* _Instructions for the task_: Only the number is wanted: count the lines that include the word "Treasury".

[Records about charts and figures]
--- start ---
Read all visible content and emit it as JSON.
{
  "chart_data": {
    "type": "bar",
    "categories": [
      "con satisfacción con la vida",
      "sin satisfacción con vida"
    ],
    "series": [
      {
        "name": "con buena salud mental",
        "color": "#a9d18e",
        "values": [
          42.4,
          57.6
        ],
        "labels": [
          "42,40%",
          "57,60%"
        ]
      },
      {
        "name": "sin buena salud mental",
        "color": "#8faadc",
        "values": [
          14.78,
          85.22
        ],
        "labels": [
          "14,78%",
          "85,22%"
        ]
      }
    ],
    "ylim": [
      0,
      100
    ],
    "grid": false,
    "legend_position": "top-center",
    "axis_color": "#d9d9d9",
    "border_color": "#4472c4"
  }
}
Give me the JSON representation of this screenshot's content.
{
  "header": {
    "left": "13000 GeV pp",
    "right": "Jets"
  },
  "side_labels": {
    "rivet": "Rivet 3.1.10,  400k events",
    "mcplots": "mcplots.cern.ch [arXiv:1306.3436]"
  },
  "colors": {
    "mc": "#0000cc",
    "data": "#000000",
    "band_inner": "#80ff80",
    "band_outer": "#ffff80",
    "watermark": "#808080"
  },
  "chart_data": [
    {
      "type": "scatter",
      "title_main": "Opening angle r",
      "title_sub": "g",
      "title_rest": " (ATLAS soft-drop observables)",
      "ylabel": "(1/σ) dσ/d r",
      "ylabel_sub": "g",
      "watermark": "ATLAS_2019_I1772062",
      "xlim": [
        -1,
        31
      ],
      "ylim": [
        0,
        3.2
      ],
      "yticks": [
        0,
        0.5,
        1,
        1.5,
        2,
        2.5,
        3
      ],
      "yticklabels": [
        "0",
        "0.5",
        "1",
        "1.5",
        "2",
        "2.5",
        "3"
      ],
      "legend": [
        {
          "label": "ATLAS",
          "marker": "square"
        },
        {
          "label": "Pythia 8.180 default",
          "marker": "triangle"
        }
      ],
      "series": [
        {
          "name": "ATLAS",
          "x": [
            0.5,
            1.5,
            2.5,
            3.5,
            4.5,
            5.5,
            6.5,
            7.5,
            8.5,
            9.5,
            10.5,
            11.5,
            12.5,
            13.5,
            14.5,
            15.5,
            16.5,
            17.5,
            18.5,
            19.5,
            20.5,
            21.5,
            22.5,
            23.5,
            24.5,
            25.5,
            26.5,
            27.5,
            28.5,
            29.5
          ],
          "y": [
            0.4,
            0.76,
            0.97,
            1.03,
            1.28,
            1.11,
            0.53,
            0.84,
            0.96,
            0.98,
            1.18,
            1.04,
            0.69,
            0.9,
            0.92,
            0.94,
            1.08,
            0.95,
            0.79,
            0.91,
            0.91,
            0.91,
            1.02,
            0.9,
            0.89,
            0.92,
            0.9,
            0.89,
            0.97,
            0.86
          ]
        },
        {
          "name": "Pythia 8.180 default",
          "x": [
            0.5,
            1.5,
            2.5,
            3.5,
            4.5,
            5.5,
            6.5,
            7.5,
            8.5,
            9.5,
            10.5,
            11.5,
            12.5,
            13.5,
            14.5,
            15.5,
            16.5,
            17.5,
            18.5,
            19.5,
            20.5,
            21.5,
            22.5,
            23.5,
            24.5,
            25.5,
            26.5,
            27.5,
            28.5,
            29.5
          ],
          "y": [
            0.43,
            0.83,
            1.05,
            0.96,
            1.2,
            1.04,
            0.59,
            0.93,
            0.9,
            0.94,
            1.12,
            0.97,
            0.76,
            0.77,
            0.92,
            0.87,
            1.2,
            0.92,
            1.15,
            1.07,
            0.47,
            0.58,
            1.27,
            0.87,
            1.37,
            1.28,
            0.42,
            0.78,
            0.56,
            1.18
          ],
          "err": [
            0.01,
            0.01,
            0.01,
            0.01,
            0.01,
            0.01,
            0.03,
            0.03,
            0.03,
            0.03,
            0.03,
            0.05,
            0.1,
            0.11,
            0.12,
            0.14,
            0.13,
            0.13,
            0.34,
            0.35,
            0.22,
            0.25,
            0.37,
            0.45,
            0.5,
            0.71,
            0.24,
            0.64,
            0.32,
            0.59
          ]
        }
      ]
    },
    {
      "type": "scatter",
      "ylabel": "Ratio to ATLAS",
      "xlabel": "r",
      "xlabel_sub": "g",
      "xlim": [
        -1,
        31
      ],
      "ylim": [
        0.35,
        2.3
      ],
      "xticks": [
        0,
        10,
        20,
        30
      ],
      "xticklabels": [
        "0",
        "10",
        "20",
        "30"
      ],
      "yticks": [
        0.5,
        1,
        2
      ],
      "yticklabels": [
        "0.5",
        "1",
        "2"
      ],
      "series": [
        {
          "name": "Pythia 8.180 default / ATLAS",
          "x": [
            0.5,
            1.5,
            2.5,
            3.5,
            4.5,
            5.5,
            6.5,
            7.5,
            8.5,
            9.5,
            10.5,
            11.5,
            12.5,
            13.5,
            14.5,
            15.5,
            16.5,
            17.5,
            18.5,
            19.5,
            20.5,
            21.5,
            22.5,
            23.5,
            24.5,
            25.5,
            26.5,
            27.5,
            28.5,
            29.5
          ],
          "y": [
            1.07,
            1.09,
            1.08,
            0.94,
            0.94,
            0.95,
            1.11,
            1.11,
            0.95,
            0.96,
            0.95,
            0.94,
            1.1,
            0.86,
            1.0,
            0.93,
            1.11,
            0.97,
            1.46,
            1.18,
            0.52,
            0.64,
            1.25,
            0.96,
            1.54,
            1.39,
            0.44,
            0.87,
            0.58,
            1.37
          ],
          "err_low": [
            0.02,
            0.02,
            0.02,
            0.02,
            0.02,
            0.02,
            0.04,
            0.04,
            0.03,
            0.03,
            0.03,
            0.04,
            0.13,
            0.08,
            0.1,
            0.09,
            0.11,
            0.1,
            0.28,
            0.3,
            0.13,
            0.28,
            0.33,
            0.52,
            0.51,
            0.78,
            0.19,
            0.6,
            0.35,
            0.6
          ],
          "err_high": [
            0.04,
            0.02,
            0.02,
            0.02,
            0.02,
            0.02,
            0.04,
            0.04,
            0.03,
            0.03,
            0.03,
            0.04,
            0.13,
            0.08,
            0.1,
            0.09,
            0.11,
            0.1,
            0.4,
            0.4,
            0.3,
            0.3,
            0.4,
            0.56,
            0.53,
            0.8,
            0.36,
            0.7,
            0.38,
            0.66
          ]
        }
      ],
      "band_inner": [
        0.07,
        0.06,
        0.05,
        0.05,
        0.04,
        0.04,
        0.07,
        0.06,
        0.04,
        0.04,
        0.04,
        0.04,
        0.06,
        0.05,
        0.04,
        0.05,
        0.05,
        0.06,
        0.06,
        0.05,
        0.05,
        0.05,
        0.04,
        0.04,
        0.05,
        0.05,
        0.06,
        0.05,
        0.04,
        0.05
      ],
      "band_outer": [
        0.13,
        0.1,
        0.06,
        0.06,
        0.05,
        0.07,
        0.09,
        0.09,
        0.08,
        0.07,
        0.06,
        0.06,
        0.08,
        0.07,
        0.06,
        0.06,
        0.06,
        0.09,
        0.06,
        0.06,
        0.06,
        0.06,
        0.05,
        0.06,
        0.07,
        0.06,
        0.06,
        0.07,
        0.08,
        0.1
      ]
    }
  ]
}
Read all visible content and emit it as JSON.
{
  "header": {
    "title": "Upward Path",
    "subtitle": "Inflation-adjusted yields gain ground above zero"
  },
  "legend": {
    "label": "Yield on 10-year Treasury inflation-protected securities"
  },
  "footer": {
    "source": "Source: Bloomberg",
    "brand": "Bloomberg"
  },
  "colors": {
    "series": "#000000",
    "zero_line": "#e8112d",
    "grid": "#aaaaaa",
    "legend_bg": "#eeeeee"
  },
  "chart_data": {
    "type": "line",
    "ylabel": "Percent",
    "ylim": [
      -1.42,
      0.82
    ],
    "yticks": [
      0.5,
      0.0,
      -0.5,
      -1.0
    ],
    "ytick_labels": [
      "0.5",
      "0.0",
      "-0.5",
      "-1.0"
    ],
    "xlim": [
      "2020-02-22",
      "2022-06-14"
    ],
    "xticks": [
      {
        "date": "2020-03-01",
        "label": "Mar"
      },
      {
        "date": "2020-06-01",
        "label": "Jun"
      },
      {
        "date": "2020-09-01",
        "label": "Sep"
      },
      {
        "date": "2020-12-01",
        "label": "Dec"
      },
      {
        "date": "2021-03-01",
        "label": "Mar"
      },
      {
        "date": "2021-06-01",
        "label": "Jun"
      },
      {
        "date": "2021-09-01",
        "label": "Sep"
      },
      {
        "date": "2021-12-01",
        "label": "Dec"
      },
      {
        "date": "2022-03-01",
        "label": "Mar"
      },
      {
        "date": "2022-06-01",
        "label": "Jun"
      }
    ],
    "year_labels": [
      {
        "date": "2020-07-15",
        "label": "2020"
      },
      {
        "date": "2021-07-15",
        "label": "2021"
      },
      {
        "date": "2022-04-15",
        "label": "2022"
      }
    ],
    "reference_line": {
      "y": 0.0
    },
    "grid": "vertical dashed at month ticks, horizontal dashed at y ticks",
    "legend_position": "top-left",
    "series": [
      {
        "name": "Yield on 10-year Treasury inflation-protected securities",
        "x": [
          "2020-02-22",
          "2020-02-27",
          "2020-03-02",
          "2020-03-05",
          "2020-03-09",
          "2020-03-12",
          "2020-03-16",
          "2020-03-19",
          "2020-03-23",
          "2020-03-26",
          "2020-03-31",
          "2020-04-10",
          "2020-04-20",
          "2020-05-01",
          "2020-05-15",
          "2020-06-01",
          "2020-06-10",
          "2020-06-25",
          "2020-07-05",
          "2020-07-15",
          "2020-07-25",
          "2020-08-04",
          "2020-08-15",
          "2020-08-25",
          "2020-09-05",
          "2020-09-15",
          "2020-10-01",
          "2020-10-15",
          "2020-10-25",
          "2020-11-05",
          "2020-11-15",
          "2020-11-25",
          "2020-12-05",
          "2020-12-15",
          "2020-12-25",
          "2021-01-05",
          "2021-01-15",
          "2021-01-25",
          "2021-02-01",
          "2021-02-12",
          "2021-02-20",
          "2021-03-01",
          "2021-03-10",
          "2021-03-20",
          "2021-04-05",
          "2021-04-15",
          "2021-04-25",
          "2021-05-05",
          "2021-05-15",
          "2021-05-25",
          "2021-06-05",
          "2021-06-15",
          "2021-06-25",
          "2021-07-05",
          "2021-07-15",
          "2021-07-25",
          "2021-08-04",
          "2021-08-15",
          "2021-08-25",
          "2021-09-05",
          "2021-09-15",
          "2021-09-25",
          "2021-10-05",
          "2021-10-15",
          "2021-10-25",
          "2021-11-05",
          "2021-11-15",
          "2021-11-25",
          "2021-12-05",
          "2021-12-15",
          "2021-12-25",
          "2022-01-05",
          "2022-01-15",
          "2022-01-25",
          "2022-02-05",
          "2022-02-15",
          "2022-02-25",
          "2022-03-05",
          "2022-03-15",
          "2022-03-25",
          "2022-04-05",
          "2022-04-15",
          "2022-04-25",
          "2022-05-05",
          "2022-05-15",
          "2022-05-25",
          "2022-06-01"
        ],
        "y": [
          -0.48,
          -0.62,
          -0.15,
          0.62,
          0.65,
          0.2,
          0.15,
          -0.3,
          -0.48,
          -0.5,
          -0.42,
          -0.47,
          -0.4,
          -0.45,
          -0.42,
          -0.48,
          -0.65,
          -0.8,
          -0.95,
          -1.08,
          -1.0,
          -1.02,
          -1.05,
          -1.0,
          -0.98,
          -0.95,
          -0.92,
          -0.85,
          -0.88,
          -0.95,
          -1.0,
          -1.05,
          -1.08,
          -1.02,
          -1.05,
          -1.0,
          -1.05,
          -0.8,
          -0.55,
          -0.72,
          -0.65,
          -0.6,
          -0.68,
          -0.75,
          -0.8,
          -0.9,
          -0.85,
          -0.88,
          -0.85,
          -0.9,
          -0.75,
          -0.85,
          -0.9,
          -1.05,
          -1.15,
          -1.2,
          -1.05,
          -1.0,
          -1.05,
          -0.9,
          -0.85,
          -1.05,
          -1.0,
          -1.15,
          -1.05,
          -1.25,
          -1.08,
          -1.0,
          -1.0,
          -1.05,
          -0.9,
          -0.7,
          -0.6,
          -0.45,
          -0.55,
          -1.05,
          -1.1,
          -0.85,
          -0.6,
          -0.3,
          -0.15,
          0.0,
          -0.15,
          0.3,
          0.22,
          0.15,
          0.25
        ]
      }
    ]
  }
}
--- end ---
* _Solution to this problem_: 2